Arbeitsanweisung: Wie viele Wohneinheiten sollen laut dem Text zu Stuttgart 21 unten im Rosenstein-Quartier höchstens entstehen?

Vorliegender Text:
######

Der Antrag der Verwaltung traf schon vor der Abstimmung auf eine Mehrheit im Gemeinderat. Unter anderem die CDU-Fraktion, Grüne, SPD/Volt, Freie Wähler und FDP unterstützen den Vorstoß.
Vor der Sitzung positionierten sich erneut die Projektgegner von S21. Hannes Rockenbauch, Fraktionschef der Linke und SÖS (fünf Sitze von 60), hält die Klage für „absurd und überhaupt nicht angebracht“. Er verweist auf die ungeklärten Fragen von Stuttgart 21: Der Ausbau und die Funktionsweise der Digitalisierung, der Brandschutz beim Tunnelbahnhof und des Tunnels seien vollkommen unzureichend. Zudem sei die Gäubahn-Anbindung und der Pfaffensteigtunnel ungeklärt.
„Grüne stehen bereit, in dieser Legislatur eine Lösung zu finden“
Die Neufassung des AEG Ende 2023 hat bundesweit hohe Wellen geschlagen. Das Eisenbahnbundesamt kann nach Paragraf 23 nur noch Bahnflächen freistellen, wenn ein überwiegendes öffentliches Interesse vorliegt. Etwa dann, wenn die Flächen für die Landesverteidigung, für Bundes-Fernstraßen oder für Erneuerbare genutzt werden – der Bau von Wohnungen fällt nicht darunter.
Die Landeshauptstadt plant bekanntlich ein Stadtviertel auf den Gleisen am Hauptbahnhof, die nach der Fertigstellung von Stuttgart 21 frei werden. Im Rosenstein-Quartier sollen bis zu 5700 Wohneinheiten entstehen. Die Stadt setzt sich seit Monaten beim Bund für eine Reform der AEG-Reform ein.
Der Aufschrei der Kommunen ist in Berlin nicht ungehört verhallt: Der Bundesrat und die Union hatten Vorschläge zur Änderung gemacht. Eigentlich wollten sich Grüne, FDP und SPD am Donnerstag zusammensetzen und über eine AEG-Änderung beraten. Nach dem Aus der Ampel-Koalition kam das Treffen aber nicht mehr zustande, teilt der Bundestagsabgeordnete Matthias Gastel auf Anfrage mit. „Wir Grüne stehen bereit, noch in dieser Legislatur eine gute Lösung zu finden“, betont Gastel, der den Wahlkreis Nürtingen/Filder vertritt.
Alle demokratischen Parteien seien sich einig, dass die Schiene deutlich wachsen muss. Mit einer solchen klaren Leitlinie könne man abwägen, welche Flächen nicht mehr gebraucht werden. Aber: „Der Vorschlag der Union, die Rückkehr zur bisherigen Regelung, fällt auf die jahrzehntelange fatale Logik des Schienenrückbaus zurück“, teilt Gastel mit.

######

Bereitgestellte Daten:
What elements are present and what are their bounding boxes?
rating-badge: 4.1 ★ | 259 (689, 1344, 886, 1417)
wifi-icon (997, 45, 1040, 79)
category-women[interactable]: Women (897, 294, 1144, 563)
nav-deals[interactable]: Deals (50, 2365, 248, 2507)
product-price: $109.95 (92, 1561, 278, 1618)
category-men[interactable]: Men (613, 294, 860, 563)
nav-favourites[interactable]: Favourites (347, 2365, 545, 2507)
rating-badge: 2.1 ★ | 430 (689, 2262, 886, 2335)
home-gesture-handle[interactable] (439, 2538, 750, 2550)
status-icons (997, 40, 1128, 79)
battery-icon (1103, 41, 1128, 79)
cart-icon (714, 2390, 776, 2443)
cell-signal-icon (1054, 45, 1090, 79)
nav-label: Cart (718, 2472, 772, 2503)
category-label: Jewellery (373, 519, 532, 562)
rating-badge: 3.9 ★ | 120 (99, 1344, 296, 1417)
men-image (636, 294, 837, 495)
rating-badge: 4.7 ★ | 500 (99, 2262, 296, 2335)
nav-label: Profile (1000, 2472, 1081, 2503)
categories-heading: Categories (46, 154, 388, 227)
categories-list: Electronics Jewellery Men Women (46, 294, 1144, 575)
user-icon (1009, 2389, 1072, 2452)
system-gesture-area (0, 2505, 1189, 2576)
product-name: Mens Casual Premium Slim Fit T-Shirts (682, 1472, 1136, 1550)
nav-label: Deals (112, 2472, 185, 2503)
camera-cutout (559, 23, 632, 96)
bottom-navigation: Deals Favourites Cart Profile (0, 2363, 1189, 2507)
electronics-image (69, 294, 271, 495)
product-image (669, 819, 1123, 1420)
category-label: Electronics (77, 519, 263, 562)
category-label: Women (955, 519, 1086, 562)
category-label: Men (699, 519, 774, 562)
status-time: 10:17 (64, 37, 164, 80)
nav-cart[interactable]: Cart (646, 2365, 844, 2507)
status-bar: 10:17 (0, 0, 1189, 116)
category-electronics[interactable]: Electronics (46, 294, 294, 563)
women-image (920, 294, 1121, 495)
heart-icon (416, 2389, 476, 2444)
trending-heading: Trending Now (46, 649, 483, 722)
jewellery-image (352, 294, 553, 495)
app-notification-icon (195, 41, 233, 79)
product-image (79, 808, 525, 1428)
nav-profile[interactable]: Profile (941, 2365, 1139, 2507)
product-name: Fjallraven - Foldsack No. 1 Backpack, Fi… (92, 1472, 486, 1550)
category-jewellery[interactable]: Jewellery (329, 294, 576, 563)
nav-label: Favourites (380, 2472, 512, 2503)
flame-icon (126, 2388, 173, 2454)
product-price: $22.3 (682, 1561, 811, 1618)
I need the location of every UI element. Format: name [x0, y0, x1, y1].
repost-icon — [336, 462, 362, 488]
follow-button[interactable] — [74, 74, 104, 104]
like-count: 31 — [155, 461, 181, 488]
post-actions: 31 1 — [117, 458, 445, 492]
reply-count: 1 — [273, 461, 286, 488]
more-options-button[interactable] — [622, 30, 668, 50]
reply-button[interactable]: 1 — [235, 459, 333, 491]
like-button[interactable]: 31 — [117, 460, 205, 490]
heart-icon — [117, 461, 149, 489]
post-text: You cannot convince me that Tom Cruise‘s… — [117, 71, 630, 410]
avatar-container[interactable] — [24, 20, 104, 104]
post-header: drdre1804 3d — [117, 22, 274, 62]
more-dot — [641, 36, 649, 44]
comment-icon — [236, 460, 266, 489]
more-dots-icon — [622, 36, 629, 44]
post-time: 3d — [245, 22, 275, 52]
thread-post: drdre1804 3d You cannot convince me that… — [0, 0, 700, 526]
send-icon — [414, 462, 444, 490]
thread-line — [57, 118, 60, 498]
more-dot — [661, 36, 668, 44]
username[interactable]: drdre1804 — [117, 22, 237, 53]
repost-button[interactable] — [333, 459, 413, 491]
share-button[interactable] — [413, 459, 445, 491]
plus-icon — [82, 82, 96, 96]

######

Lösung: Bis zu 5700 Wohneinheiten.